**THE EXERCISE:** In the items below, render everything from the line containing "- selected-record-pill[interactable]: Truetest" down to the line containing "- required-info-note: *", both included, as a numbered list without blank lines.

**PROVIDED DATA:**
-------
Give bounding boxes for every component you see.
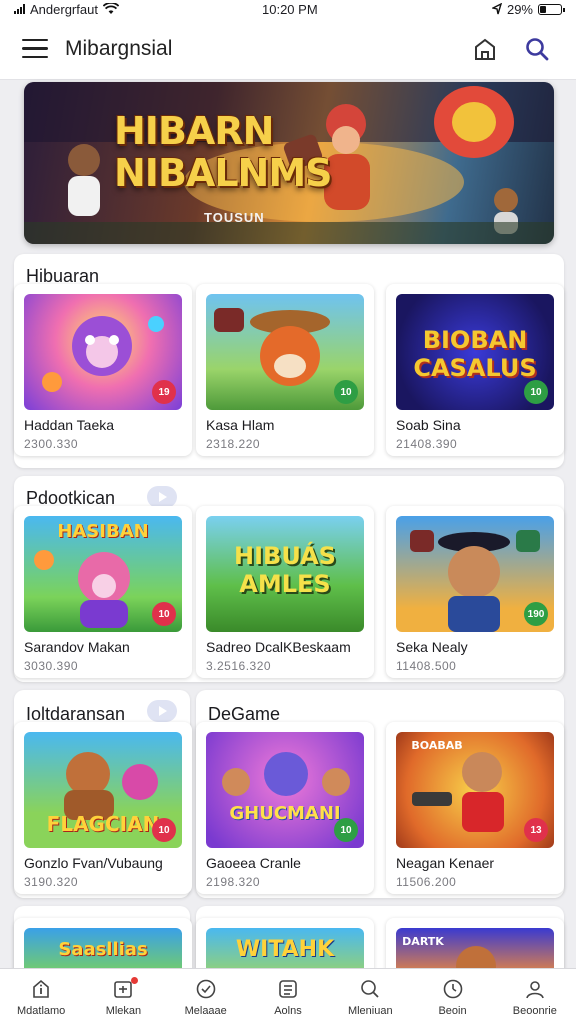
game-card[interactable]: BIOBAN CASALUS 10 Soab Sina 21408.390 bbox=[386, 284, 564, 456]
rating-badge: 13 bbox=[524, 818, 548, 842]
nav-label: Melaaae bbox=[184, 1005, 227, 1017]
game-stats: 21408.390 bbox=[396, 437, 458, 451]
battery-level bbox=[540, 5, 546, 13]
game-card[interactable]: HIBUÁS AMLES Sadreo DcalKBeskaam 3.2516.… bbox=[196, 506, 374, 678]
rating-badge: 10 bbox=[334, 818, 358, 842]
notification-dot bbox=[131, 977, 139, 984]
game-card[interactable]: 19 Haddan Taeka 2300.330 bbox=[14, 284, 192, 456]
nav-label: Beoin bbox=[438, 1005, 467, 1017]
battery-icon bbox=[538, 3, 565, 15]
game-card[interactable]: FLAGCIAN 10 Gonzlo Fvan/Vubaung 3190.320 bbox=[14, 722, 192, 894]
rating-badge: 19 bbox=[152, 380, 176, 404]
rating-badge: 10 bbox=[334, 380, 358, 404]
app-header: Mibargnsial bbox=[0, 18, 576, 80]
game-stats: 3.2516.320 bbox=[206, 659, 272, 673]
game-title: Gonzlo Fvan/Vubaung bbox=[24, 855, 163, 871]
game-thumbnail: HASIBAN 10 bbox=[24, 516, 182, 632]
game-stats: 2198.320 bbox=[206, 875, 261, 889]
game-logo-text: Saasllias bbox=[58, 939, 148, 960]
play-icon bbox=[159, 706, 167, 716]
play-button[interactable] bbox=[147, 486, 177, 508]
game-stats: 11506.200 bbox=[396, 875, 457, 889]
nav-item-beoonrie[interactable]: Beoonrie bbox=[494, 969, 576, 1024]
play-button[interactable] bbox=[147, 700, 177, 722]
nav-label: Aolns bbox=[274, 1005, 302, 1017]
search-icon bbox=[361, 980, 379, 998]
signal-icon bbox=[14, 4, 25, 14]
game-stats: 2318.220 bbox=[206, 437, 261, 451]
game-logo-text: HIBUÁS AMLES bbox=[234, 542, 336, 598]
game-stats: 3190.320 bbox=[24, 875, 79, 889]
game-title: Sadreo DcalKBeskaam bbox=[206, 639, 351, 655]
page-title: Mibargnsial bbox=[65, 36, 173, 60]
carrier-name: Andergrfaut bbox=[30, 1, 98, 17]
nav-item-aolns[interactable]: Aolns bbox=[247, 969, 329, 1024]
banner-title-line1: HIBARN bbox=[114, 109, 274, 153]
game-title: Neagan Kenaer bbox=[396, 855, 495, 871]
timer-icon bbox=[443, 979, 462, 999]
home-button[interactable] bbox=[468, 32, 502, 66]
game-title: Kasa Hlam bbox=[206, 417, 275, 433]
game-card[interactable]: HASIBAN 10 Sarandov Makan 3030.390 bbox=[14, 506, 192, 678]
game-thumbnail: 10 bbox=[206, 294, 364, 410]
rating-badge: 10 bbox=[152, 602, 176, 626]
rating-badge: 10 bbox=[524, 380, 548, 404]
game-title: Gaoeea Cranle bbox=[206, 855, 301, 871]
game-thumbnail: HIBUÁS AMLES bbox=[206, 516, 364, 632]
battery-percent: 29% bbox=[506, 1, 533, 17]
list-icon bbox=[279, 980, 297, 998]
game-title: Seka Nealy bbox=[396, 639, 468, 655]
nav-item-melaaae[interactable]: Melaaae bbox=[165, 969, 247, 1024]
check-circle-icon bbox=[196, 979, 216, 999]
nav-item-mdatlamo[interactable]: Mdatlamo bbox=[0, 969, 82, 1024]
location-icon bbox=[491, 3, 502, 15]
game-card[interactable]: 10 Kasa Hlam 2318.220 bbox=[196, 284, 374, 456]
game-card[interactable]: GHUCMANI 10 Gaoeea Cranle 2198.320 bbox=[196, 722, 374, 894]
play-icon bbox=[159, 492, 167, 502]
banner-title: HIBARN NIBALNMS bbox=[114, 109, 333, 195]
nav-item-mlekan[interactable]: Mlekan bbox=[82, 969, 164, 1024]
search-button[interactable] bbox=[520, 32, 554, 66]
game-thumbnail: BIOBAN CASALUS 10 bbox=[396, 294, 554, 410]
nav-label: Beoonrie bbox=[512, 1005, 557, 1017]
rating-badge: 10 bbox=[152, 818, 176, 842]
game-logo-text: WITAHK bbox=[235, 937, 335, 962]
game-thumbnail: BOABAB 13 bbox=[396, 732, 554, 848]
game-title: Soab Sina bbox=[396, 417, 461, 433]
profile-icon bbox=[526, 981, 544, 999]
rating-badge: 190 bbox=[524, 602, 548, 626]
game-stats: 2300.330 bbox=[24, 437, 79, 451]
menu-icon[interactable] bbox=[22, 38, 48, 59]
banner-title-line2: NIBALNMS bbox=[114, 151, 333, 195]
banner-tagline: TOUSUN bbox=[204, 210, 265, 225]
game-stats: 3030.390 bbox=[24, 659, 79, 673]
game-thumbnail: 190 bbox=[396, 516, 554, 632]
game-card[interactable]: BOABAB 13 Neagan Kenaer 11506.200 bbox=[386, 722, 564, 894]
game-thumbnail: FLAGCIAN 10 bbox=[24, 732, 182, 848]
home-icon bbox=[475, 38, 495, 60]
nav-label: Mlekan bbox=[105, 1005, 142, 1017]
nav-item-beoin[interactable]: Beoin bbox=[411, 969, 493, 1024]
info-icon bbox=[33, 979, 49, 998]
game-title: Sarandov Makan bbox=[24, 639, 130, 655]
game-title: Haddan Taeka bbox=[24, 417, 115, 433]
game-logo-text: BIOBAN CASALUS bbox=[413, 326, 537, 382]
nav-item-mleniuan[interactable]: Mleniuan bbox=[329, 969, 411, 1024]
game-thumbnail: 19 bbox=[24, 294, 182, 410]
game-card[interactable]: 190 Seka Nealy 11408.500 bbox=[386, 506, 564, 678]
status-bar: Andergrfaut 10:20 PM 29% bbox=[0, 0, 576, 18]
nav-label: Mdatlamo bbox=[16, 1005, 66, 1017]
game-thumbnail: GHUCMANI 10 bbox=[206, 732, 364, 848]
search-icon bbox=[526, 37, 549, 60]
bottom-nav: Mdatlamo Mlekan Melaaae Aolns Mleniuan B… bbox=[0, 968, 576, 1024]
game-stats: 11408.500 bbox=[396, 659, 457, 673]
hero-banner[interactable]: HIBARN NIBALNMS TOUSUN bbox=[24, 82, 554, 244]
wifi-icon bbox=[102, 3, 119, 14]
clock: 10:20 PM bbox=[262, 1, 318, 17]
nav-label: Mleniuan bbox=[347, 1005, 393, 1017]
-------
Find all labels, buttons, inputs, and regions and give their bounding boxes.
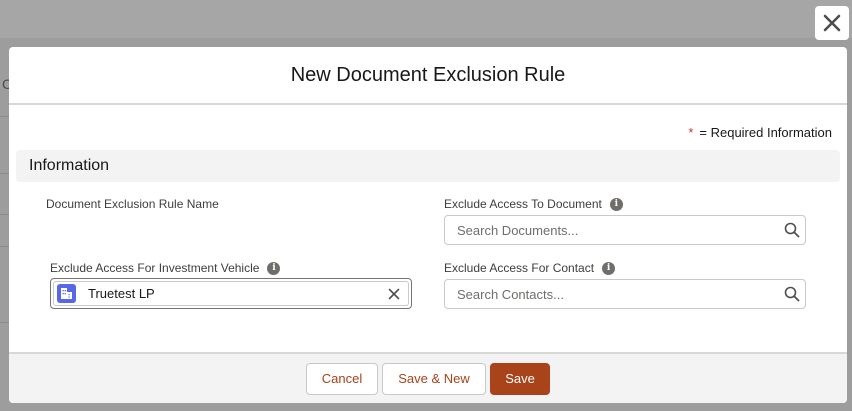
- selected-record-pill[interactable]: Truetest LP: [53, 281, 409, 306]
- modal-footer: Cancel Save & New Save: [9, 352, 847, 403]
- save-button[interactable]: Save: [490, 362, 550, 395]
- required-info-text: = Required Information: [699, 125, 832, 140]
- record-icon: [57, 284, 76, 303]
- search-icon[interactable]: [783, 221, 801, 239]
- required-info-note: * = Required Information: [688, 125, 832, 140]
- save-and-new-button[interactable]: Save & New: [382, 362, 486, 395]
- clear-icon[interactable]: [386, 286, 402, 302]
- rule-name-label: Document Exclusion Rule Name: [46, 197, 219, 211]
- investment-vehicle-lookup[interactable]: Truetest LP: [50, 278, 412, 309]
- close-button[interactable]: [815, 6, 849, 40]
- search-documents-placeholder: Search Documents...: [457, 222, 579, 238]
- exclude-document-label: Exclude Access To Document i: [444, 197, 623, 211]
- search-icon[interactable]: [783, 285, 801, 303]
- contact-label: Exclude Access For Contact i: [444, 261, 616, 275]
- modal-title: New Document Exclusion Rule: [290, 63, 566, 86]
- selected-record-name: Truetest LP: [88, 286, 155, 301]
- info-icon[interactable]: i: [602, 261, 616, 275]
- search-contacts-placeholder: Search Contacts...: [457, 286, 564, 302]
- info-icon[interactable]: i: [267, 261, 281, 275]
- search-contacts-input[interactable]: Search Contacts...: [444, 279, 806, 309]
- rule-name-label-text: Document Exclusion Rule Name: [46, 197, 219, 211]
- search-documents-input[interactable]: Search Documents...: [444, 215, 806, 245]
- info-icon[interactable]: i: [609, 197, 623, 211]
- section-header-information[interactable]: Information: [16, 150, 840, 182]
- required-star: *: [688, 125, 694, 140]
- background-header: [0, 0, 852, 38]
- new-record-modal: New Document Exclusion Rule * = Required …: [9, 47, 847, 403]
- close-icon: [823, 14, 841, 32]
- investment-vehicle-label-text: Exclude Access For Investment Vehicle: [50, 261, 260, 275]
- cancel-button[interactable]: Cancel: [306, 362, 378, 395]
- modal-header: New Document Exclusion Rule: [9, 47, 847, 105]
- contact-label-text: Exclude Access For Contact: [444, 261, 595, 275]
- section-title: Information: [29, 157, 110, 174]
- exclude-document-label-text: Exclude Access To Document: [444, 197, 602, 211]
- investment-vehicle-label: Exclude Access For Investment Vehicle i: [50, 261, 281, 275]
-------
**ANSWER TO THIS TASK:**
1. - selected-record-pill[interactable]: Truetest LP: [53, 281, 409, 306]
2. - modal-footer: Cancel Save & New Save: [9, 352, 847, 403]
3. - save-button[interactable]: Save: [490, 362, 550, 395]
4. - required-info-text: = Required Information: [699, 125, 832, 140]
5. - record-icon: [57, 284, 76, 303]
6. - search-icon[interactable]: [783, 221, 801, 239]
7. - required-info-note: * = Required Information: [688, 125, 832, 140]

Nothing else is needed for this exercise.